--- start of Reading text ---
You are given an array of N integers, A1, A2 ,…, AN and an integer K. Return the of count of distinct numbers in all windows of size K.
Formally, return an array of size N-K+1 where i’th element in this array contains number of distinct elements in sequence Ai, Ai+1 ,…, Ai+k-1.
Note:
If K > N, return empty array.
A[i] is a signed integer
For example,
A=[1, 2, 1, 3, 4, 3] and K = 3
All windows of size K are
[1, 2, 1]
[2, 1, 3]
[1, 3, 4]
[3, 4, 3]
So, we return an array [2, 3, 3, 2].
Solution:
Time: O(n) Space: O(k)
public class Solution { public ArrayList<Integer> dNums(ArrayList<Integer> A, int B) { Map<Integer, Integer> map = new HashMap<>(); ArrayList<Integer> result = new ArrayList<>(); for (int i = 0; i < A.size(); i ++) { int val = A.get(i); int freq = map.getOrDefault(val, 0); map.put(val, freq + 1); if (i >= B) { int oldVal = A.get(i - B); map.put(oldVal, map.get(oldVal) - 1); if (map.get(oldVal) == 0) { map.remove(oldVal); } } // System.out.println(map); if (i >= B - 1) result.add(map.size()); } return result; } }
--- end of Reading text ---
▸ Problems to solve
a) Answer these questions from the problem text:
(i) What should be returned if K is greater than N?
(ii) What array is returned for the example with A=[1, 2, 1, 3, 4, 3] and K = 3?
(iii) What space complexity is given for the solution?
b) Write out the passage of the problem text between "Formally, return an" and "return empty array.", inclusive.
--- start of Rows ---
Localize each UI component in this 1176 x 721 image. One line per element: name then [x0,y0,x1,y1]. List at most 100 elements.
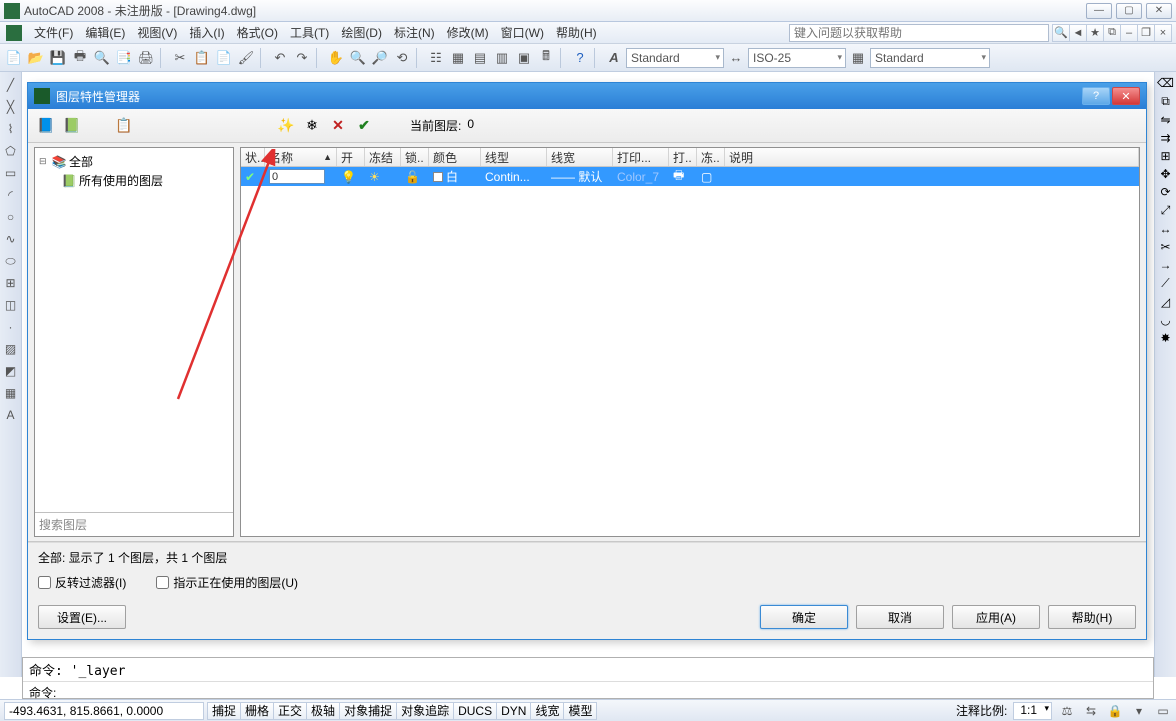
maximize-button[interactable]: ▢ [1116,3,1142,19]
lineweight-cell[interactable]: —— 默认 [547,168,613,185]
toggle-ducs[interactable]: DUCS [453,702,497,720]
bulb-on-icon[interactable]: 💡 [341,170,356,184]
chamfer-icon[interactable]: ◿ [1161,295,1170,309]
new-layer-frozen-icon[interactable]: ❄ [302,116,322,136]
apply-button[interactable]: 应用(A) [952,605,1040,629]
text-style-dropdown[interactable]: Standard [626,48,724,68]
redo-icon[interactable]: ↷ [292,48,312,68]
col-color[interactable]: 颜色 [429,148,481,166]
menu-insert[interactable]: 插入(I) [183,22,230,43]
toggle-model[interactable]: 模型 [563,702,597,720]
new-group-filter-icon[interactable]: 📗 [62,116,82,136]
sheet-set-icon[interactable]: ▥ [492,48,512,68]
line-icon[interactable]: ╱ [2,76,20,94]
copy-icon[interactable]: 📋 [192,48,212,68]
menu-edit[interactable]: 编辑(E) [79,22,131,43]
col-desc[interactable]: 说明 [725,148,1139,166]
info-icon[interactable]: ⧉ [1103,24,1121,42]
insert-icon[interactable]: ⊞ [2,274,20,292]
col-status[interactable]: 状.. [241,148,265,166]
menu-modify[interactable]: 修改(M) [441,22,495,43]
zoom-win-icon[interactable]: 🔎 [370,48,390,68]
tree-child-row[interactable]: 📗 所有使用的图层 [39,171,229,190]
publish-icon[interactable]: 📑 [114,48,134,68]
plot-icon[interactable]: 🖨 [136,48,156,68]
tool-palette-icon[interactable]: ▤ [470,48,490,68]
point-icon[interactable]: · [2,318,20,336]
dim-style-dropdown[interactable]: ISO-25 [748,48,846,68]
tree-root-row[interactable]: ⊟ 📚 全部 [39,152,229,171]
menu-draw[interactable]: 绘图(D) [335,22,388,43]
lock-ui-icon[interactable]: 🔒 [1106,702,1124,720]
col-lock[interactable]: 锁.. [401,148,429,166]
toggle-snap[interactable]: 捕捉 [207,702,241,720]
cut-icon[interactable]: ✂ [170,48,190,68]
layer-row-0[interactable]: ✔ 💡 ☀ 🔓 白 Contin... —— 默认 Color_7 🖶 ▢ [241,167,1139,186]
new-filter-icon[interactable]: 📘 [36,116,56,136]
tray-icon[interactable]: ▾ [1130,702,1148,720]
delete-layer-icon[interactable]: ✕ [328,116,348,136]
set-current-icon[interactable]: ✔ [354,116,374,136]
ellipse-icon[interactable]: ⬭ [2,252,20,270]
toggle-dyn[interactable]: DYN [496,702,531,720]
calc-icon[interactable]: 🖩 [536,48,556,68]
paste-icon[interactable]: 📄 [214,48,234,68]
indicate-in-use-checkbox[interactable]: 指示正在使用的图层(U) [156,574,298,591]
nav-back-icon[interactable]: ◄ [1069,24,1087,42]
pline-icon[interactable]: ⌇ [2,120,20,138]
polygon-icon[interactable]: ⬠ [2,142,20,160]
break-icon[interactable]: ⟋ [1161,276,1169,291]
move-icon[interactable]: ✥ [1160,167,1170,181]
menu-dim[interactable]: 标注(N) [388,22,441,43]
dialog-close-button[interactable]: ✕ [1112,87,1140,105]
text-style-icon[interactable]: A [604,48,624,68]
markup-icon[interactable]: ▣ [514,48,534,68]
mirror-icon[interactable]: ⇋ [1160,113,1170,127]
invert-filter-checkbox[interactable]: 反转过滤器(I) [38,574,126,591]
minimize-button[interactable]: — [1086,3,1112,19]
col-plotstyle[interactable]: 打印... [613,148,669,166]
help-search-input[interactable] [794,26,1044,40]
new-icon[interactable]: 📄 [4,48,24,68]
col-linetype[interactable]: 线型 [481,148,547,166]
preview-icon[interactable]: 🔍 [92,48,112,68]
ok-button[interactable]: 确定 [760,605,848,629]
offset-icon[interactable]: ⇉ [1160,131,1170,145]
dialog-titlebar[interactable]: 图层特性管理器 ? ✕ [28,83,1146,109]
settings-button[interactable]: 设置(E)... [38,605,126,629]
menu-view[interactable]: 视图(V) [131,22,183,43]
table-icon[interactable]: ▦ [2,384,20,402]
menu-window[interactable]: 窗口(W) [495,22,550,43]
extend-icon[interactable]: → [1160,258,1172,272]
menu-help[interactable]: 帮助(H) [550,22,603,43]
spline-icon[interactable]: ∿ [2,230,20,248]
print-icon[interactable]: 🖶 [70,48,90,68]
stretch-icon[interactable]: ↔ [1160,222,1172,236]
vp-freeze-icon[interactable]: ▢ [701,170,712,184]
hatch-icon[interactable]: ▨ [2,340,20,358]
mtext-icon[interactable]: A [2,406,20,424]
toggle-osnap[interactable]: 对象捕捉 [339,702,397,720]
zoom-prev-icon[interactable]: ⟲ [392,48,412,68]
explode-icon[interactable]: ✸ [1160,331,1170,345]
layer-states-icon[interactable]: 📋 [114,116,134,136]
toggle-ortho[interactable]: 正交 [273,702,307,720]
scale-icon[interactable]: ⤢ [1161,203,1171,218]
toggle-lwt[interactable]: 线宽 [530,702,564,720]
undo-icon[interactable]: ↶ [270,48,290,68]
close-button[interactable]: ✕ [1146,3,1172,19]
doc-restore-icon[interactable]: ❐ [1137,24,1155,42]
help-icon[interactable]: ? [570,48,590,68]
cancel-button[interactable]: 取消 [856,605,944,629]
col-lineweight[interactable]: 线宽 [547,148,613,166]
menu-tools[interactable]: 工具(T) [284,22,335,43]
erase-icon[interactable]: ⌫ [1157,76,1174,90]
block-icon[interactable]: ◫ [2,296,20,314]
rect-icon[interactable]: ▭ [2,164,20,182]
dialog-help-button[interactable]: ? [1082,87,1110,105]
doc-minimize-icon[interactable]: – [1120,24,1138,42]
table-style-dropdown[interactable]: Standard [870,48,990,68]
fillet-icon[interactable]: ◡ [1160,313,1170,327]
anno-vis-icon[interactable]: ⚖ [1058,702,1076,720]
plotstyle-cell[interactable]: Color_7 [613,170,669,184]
--- end of Rows ---
--- start of Rows ---
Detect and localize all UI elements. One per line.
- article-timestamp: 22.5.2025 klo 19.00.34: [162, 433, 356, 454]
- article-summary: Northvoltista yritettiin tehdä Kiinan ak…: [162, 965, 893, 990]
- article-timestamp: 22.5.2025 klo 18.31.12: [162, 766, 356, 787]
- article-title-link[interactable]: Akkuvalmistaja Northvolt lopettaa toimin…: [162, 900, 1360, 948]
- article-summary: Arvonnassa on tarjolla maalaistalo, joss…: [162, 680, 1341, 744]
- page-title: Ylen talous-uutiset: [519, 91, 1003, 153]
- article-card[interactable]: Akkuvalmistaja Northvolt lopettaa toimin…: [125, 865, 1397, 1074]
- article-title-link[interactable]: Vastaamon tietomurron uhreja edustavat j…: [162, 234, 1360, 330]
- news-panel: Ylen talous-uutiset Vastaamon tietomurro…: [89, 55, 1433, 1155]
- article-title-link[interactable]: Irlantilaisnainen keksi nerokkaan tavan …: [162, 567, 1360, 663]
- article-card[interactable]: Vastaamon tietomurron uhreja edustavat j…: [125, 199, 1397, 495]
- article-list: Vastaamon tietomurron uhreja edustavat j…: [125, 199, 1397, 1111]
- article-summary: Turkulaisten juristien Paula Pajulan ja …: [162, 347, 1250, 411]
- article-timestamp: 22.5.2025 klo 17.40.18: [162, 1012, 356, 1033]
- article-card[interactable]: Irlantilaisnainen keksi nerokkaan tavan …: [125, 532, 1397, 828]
--- end of Rows ---
▸ Answers by task
a)
(i) An empty array.
(ii) [2, 3, 3, 2]
(iii) O(k)

b)
Formally, return an array of size N-K+1 where i’th element in this array contains number of distinct elements in sequence Ai, Ai+1 ,…, Ai+k-1.
Note:
If K > N, return empty array.